[START Supplied information]

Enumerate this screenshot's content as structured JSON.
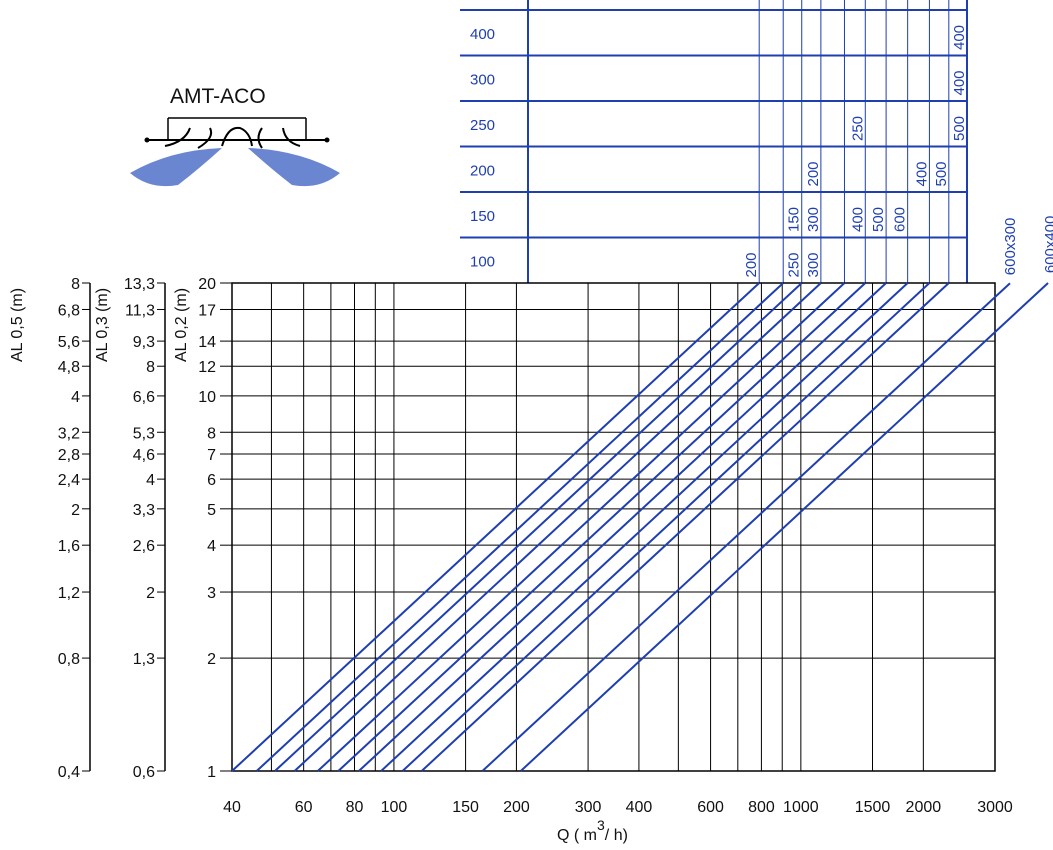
{
  "colors": {
    "line": "#1f3fb0",
    "grid": "#000000",
    "text_blue": "#1f3fb0",
    "airflow": "#5a78c8"
  },
  "logo": {
    "title": "AMT-ACO"
  },
  "chart_data": {
    "type": "line",
    "scale": "log-log",
    "grid": true,
    "xlabel": "Q ( m³/ h)",
    "xlabel_main": "Q ( m",
    "xlabel_sup": "3",
    "xlabel_tail": "/ h)",
    "xlim": [
      40,
      3000
    ],
    "ylim": [
      1,
      20
    ],
    "x_ticks": [
      {
        "v": 40,
        "label": "40"
      },
      {
        "v": 60,
        "label": "60"
      },
      {
        "v": 80,
        "label": "80"
      },
      {
        "v": 100,
        "label": "100"
      },
      {
        "v": 150,
        "label": "150"
      },
      {
        "v": 200,
        "label": "200"
      },
      {
        "v": 300,
        "label": "300"
      },
      {
        "v": 400,
        "label": "400"
      },
      {
        "v": 600,
        "label": "600"
      },
      {
        "v": 800,
        "label": "800"
      },
      {
        "v": 1000,
        "label": "1000"
      },
      {
        "v": 1500,
        "label": "1500"
      },
      {
        "v": 2000,
        "label": "2000"
      },
      {
        "v": 3000,
        "label": "3000"
      }
    ],
    "x_minor": [
      50,
      70,
      90,
      500,
      700,
      900
    ],
    "axes": [
      {
        "label": "AL 0,2 (m)",
        "ticks": [
          {
            "v": 1,
            "label": "1"
          },
          {
            "v": 2,
            "label": "2"
          },
          {
            "v": 3,
            "label": "3"
          },
          {
            "v": 4,
            "label": "4"
          },
          {
            "v": 5,
            "label": "5"
          },
          {
            "v": 6,
            "label": "6"
          },
          {
            "v": 7,
            "label": "7"
          },
          {
            "v": 8,
            "label": "8"
          },
          {
            "v": 10,
            "label": "10"
          },
          {
            "v": 12,
            "label": "12"
          },
          {
            "v": 14,
            "label": "14"
          },
          {
            "v": 17,
            "label": "17"
          },
          {
            "v": 20,
            "label": "20"
          }
        ]
      },
      {
        "label": "AL 0,3 (m)",
        "ticks": [
          {
            "v": 1,
            "label": "0,6"
          },
          {
            "v": 2,
            "label": "1,3"
          },
          {
            "v": 3,
            "label": "2"
          },
          {
            "v": 4,
            "label": "2,6"
          },
          {
            "v": 5,
            "label": "3,3"
          },
          {
            "v": 6,
            "label": "4"
          },
          {
            "v": 7,
            "label": "4,6"
          },
          {
            "v": 8,
            "label": "5,3"
          },
          {
            "v": 10,
            "label": "6,6"
          },
          {
            "v": 12,
            "label": "8"
          },
          {
            "v": 14,
            "label": "9,3"
          },
          {
            "v": 17,
            "label": "11,3"
          },
          {
            "v": 20,
            "label": "13,3"
          }
        ]
      },
      {
        "label": "AL 0,5 (m)",
        "ticks": [
          {
            "v": 1,
            "label": "0,4"
          },
          {
            "v": 2,
            "label": "0,8"
          },
          {
            "v": 3,
            "label": "1,2"
          },
          {
            "v": 4,
            "label": "1,6"
          },
          {
            "v": 5,
            "label": "2"
          },
          {
            "v": 6,
            "label": "2,4"
          },
          {
            "v": 7,
            "label": "2,8"
          },
          {
            "v": 8,
            "label": "3,2"
          },
          {
            "v": 10,
            "label": "4"
          },
          {
            "v": 12,
            "label": "4,8"
          },
          {
            "v": 14,
            "label": "5,6"
          },
          {
            "v": 17,
            "label": "6,8"
          },
          {
            "v": 20,
            "label": "8"
          }
        ]
      }
    ],
    "series": [
      {
        "x_at_y1": 40,
        "x_at_y20": 790
      },
      {
        "x_at_y1": 46,
        "x_at_y20": 905
      },
      {
        "x_at_y1": 51,
        "x_at_y20": 1005
      },
      {
        "x_at_y1": 57,
        "x_at_y20": 1120
      },
      {
        "x_at_y1": 65,
        "x_at_y20": 1280
      },
      {
        "x_at_y1": 73,
        "x_at_y20": 1440
      },
      {
        "x_at_y1": 82,
        "x_at_y20": 1620
      },
      {
        "x_at_y1": 93,
        "x_at_y20": 1830
      },
      {
        "x_at_y1": 105,
        "x_at_y20": 2070
      },
      {
        "x_at_y1": 117,
        "x_at_y20": 2310
      },
      {
        "x_at_y1": 165,
        "x_at_y20": 3270
      },
      {
        "x_at_y1": 205,
        "x_at_y20": 4050
      }
    ],
    "size_table": {
      "rows": [
        "400",
        "300",
        "250",
        "200",
        "150",
        "100"
      ],
      "cells": [
        {
          "row": "400",
          "label": "400",
          "series": 11
        },
        {
          "row": "300",
          "label": "400",
          "series": 10
        },
        {
          "row": "250",
          "label": "250",
          "series": 5
        },
        {
          "row": "250",
          "label": "500",
          "series": 11
        },
        {
          "row": "200",
          "label": "200",
          "series": 3
        },
        {
          "row": "200",
          "label": "400",
          "series": 8
        },
        {
          "row": "200",
          "label": "500",
          "series": 9
        },
        {
          "row": "150",
          "label": "150",
          "series": 2
        },
        {
          "row": "150",
          "label": "300",
          "series": 3
        },
        {
          "row": "150",
          "label": "400",
          "series": 5
        },
        {
          "row": "150",
          "label": "500",
          "series": 6
        },
        {
          "row": "150",
          "label": "600",
          "series": 7
        },
        {
          "row": "100",
          "label": "200",
          "series": 0
        },
        {
          "row": "100",
          "label": "250",
          "series": 2
        },
        {
          "row": "100",
          "label": "300",
          "series": 3
        }
      ],
      "extra_labels": [
        {
          "label": "600x300",
          "series": 10
        },
        {
          "label": "600x400",
          "series": 11
        }
      ]
    }
  }
}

[END Supplied information]

Copy the material above exactly and drop the pictures.

▸ **Solution to this problem**:
Enumerate this screenshot's content as structured JSON.
{
  "colors": {
    "line": "#1f3fb0",
    "grid": "#000000",
    "text_blue": "#1f3fb0",
    "airflow": "#5a78c8"
  },
  "logo": {
    "title": "AMT-ACO"
  },
  "chart_data": {
    "type": "line",
    "scale": "log-log",
    "grid": true,
    "xlabel": "Q ( m³/ h)",
    "xlabel_main": "Q ( m",
    "xlabel_sup": "3",
    "xlabel_tail": "/ h)",
    "xlim": [
      40,
      3000
    ],
    "ylim": [
      1,
      20
    ],
    "x_ticks": [
      {
        "v": 40,
        "label": "40"
      },
      {
        "v": 60,
        "label": "60"
      },
      {
        "v": 80,
        "label": "80"
      },
      {
        "v": 100,
        "label": "100"
      },
      {
        "v": 150,
        "label": "150"
      },
      {
        "v": 200,
        "label": "200"
      },
      {
        "v": 300,
        "label": "300"
      },
      {
        "v": 400,
        "label": "400"
      },
      {
        "v": 600,
        "label": "600"
      },
      {
        "v": 800,
        "label": "800"
      },
      {
        "v": 1000,
        "label": "1000"
      },
      {
        "v": 1500,
        "label": "1500"
      },
      {
        "v": 2000,
        "label": "2000"
      },
      {
        "v": 3000,
        "label": "3000"
      }
    ],
    "x_minor": [
      50,
      70,
      90,
      500,
      700,
      900
    ],
    "axes": [
      {
        "label": "AL 0,2 (m)",
        "ticks": [
          {
            "v": 1,
            "label": "1"
          },
          {
            "v": 2,
            "label": "2"
          },
          {
            "v": 3,
            "label": "3"
          },
          {
            "v": 4,
            "label": "4"
          },
          {
            "v": 5,
            "label": "5"
          },
          {
            "v": 6,
            "label": "6"
          },
          {
            "v": 7,
            "label": "7"
          },
          {
            "v": 8,
            "label": "8"
          },
          {
            "v": 10,
            "label": "10"
          },
          {
            "v": 12,
            "label": "12"
          },
          {
            "v": 14,
            "label": "14"
          },
          {
            "v": 17,
            "label": "17"
          },
          {
            "v": 20,
            "label": "20"
          }
        ]
      },
      {
        "label": "AL 0,3 (m)",
        "ticks": [
          {
            "v": 1,
            "label": "0,6"
          },
          {
            "v": 2,
            "label": "1,3"
          },
          {
            "v": 3,
            "label": "2"
          },
          {
            "v": 4,
            "label": "2,6"
          },
          {
            "v": 5,
            "label": "3,3"
          },
          {
            "v": 6,
            "label": "4"
          },
          {
            "v": 7,
            "label": "4,6"
          },
          {
            "v": 8,
            "label": "5,3"
          },
          {
            "v": 10,
            "label": "6,6"
          },
          {
            "v": 12,
            "label": "8"
          },
          {
            "v": 14,
            "label": "9,3"
          },
          {
            "v": 17,
            "label": "11,3"
          },
          {
            "v": 20,
            "label": "13,3"
          }
        ]
      },
      {
        "label": "AL 0,5 (m)",
        "ticks": [
          {
            "v": 1,
            "label": "0,4"
          },
          {
            "v": 2,
            "label": "0,8"
          },
          {
            "v": 3,
            "label": "1,2"
          },
          {
            "v": 4,
            "label": "1,6"
          },
          {
            "v": 5,
            "label": "2"
          },
          {
            "v": 6,
            "label": "2,4"
          },
          {
            "v": 7,
            "label": "2,8"
          },
          {
            "v": 8,
            "label": "3,2"
          },
          {
            "v": 10,
            "label": "4"
          },
          {
            "v": 12,
            "label": "4,8"
          },
          {
            "v": 14,
            "label": "5,6"
          },
          {
            "v": 17,
            "label": "6,8"
          },
          {
            "v": 20,
            "label": "8"
          }
        ]
      }
    ],
    "series": [
      {
        "x_at_y1": 40,
        "x_at_y20": 790
      },
      {
        "x_at_y1": 46,
        "x_at_y20": 905
      },
      {
        "x_at_y1": 51,
        "x_at_y20": 1005
      },
      {
        "x_at_y1": 57,
        "x_at_y20": 1120
      },
      {
        "x_at_y1": 65,
        "x_at_y20": 1280
      },
      {
        "x_at_y1": 73,
        "x_at_y20": 1440
      },
      {
        "x_at_y1": 82,
        "x_at_y20": 1620
      },
      {
        "x_at_y1": 93,
        "x_at_y20": 1830
      },
      {
        "x_at_y1": 105,
        "x_at_y20": 2070
      },
      {
        "x_at_y1": 117,
        "x_at_y20": 2310
      },
      {
        "x_at_y1": 165,
        "x_at_y20": 3270
      },
      {
        "x_at_y1": 205,
        "x_at_y20": 4050
      }
    ],
    "size_table": {
      "rows": [
        "400",
        "300",
        "250",
        "200",
        "150",
        "100"
      ],
      "cells": [
        {
          "row": "400",
          "label": "400",
          "series": 11
        },
        {
          "row": "300",
          "label": "400",
          "series": 10
        },
        {
          "row": "250",
          "label": "250",
          "series": 5
        },
        {
          "row": "250",
          "label": "500",
          "series": 11
        },
        {
          "row": "200",
          "label": "200",
          "series": 3
        },
        {
          "row": "200",
          "label": "400",
          "series": 8
        },
        {
          "row": "200",
          "label": "500",
          "series": 9
        },
        {
          "row": "150",
          "label": "150",
          "series": 2
        },
        {
          "row": "150",
          "label": "300",
          "series": 3
        },
        {
          "row": "150",
          "label": "400",
          "series": 5
        },
        {
          "row": "150",
          "label": "500",
          "series": 6
        },
        {
          "row": "150",
          "label": "600",
          "series": 7
        },
        {
          "row": "100",
          "label": "200",
          "series": 0
        },
        {
          "row": "100",
          "label": "250",
          "series": 2
        },
        {
          "row": "100",
          "label": "300",
          "series": 3
        }
      ],
      "extra_labels": [
        {
          "label": "600x300",
          "series": 10
        },
        {
          "label": "600x400",
          "series": 11
        }
      ]
    }
  }
}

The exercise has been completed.